**Objective:** Which lines hold the word "Temperatura"? Copy each one.

**Dataset entries:**
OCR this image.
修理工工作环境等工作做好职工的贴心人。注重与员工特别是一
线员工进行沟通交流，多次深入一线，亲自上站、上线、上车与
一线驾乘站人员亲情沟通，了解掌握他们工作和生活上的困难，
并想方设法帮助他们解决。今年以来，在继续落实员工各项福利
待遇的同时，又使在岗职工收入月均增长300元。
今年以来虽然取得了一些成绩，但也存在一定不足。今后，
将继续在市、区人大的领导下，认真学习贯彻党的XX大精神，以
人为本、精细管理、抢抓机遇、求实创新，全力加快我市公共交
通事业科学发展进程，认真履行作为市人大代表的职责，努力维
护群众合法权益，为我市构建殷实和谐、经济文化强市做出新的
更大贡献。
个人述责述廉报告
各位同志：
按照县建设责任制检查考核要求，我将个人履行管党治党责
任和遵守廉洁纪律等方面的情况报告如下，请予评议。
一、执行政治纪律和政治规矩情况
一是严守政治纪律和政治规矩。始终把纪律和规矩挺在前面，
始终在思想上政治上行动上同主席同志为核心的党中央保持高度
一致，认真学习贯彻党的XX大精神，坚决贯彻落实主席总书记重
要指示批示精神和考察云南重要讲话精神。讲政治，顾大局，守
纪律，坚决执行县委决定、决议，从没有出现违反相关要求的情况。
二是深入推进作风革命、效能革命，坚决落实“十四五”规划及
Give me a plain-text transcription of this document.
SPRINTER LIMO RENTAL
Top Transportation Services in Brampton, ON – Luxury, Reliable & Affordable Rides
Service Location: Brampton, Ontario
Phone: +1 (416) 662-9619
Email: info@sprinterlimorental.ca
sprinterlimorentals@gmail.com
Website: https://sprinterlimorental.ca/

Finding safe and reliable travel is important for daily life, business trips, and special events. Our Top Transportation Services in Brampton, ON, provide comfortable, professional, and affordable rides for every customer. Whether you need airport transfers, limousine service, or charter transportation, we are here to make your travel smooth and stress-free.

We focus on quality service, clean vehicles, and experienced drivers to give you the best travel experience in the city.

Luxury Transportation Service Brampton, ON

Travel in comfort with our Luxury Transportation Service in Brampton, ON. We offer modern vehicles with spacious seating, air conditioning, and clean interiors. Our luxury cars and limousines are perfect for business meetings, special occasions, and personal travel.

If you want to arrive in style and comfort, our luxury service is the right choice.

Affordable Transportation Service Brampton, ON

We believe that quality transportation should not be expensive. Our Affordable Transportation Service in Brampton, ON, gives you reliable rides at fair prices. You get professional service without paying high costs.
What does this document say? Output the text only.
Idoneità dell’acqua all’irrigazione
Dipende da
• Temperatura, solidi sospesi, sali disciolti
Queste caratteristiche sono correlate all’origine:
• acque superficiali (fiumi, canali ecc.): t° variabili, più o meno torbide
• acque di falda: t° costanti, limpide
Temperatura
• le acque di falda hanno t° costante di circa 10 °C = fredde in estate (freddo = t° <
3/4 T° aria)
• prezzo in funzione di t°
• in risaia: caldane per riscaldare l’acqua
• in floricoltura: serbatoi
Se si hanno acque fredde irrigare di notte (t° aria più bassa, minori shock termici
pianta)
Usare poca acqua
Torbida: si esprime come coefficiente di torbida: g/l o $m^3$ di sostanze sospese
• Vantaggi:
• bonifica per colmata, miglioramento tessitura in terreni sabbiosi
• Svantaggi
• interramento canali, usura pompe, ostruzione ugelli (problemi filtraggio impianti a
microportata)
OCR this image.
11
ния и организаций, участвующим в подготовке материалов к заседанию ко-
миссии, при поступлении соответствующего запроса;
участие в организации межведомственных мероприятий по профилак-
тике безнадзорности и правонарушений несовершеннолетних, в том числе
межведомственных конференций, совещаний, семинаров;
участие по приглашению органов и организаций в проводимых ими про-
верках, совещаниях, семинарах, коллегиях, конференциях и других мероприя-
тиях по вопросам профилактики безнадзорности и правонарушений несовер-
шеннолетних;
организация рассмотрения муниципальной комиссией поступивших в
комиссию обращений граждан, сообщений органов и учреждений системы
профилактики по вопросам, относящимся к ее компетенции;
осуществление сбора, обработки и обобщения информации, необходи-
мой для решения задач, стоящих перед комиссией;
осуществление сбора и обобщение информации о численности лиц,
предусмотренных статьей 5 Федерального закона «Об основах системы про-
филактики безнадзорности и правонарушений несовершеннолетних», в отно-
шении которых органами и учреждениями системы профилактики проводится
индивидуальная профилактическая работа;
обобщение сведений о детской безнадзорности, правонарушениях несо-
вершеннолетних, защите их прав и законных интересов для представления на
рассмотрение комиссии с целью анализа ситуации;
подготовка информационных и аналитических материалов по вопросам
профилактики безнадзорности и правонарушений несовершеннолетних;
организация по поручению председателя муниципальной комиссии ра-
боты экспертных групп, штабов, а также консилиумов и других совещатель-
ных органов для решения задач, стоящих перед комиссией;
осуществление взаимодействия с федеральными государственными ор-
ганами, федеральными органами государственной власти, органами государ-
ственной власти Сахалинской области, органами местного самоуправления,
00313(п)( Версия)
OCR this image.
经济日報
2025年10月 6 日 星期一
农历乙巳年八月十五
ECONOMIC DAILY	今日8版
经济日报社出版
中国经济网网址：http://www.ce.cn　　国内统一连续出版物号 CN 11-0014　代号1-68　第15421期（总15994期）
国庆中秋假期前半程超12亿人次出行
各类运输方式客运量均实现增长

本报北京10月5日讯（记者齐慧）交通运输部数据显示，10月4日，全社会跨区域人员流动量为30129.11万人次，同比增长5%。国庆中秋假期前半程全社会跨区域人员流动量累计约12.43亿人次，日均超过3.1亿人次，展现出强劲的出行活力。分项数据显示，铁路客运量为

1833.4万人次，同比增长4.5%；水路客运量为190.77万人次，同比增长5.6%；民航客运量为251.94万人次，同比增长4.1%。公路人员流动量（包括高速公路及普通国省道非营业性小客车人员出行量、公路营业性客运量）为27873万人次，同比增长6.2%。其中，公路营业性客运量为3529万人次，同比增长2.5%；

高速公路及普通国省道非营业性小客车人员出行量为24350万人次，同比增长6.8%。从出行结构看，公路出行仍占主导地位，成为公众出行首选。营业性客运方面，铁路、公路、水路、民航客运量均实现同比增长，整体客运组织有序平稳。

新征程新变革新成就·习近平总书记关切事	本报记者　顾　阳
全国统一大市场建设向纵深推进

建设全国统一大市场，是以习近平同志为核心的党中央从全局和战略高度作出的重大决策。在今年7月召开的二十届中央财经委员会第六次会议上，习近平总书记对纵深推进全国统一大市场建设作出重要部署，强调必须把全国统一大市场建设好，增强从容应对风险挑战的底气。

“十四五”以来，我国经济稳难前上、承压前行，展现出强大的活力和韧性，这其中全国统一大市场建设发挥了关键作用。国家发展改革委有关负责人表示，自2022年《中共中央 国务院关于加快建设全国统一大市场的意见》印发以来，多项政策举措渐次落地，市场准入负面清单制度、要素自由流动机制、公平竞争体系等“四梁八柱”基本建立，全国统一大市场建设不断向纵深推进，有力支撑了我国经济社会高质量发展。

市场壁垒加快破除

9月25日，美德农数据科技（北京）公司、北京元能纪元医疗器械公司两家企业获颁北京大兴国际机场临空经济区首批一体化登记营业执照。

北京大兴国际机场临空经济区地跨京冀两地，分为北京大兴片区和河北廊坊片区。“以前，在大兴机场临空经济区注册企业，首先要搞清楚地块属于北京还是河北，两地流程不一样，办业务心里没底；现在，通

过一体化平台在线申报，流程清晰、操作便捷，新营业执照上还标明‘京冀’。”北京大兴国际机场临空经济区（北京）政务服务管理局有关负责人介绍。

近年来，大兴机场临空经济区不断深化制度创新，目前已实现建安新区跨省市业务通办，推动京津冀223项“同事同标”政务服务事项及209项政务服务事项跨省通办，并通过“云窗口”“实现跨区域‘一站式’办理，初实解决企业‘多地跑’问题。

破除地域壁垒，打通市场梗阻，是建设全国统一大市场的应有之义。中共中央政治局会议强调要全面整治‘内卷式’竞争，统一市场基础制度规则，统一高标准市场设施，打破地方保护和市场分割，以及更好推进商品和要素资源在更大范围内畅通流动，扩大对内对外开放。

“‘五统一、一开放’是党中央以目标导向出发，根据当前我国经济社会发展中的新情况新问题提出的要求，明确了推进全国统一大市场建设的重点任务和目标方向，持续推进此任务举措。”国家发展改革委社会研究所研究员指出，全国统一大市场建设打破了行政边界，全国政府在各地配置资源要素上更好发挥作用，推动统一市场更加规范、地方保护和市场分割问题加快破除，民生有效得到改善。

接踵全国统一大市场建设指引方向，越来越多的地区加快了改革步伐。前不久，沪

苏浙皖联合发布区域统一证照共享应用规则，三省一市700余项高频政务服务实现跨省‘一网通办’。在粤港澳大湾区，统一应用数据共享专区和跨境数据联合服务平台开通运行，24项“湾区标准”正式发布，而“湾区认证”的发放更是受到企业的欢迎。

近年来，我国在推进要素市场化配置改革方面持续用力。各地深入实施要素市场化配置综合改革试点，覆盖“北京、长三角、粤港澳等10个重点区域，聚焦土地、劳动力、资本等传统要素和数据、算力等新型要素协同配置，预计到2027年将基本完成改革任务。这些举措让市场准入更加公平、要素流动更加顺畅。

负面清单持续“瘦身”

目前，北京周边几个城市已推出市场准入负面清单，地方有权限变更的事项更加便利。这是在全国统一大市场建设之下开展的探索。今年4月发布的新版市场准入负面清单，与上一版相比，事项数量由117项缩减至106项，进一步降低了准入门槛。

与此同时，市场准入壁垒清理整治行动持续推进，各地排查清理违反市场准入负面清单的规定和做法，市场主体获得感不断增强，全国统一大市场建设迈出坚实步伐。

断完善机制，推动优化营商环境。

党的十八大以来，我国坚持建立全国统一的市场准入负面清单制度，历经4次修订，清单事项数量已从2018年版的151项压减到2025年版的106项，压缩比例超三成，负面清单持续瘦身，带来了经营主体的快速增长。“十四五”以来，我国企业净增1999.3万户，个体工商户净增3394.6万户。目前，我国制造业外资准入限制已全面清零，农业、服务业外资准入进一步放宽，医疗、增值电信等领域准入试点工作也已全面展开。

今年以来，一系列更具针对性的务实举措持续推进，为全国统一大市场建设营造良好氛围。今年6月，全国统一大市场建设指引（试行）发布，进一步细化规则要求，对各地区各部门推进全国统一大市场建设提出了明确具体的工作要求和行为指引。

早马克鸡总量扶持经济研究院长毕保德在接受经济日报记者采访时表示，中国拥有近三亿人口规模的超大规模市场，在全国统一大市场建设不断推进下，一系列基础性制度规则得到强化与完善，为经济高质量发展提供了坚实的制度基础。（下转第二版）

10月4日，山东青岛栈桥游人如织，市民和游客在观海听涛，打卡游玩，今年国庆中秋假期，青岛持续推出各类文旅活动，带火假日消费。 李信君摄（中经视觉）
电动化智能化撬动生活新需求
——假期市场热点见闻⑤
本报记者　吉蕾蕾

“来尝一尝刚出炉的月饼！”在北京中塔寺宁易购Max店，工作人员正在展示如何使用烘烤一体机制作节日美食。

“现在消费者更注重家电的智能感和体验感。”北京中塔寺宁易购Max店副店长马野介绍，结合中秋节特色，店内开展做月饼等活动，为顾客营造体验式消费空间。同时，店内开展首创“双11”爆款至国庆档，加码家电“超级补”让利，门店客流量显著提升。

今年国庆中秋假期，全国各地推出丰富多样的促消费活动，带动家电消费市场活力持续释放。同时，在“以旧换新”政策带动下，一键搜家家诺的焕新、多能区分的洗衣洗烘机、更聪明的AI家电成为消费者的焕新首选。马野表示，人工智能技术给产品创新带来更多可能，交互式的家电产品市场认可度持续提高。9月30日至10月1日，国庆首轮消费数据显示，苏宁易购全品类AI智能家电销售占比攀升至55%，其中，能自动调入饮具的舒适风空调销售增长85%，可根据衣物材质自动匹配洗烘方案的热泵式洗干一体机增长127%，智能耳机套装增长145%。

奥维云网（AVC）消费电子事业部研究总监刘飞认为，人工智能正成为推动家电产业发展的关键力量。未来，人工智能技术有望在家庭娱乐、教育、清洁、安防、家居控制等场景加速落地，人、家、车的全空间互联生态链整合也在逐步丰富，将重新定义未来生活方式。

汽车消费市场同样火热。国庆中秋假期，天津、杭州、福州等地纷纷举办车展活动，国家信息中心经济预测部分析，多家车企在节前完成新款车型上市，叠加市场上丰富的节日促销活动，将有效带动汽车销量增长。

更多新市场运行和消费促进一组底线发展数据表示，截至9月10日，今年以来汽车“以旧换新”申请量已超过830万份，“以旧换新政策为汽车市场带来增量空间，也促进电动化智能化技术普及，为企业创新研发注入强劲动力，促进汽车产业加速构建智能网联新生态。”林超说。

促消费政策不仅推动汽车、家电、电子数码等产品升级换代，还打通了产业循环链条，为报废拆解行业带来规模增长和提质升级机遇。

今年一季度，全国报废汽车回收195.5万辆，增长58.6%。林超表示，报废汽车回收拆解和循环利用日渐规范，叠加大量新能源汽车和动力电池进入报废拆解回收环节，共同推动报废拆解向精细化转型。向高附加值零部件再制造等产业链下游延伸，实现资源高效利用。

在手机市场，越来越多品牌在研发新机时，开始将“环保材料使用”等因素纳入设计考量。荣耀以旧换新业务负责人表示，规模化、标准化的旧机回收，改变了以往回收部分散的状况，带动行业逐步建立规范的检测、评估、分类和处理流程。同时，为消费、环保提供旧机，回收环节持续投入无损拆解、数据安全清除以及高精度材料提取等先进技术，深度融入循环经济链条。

**Reply:**
• Temperatura, solidi sospesi, sali disciolti
Temperatura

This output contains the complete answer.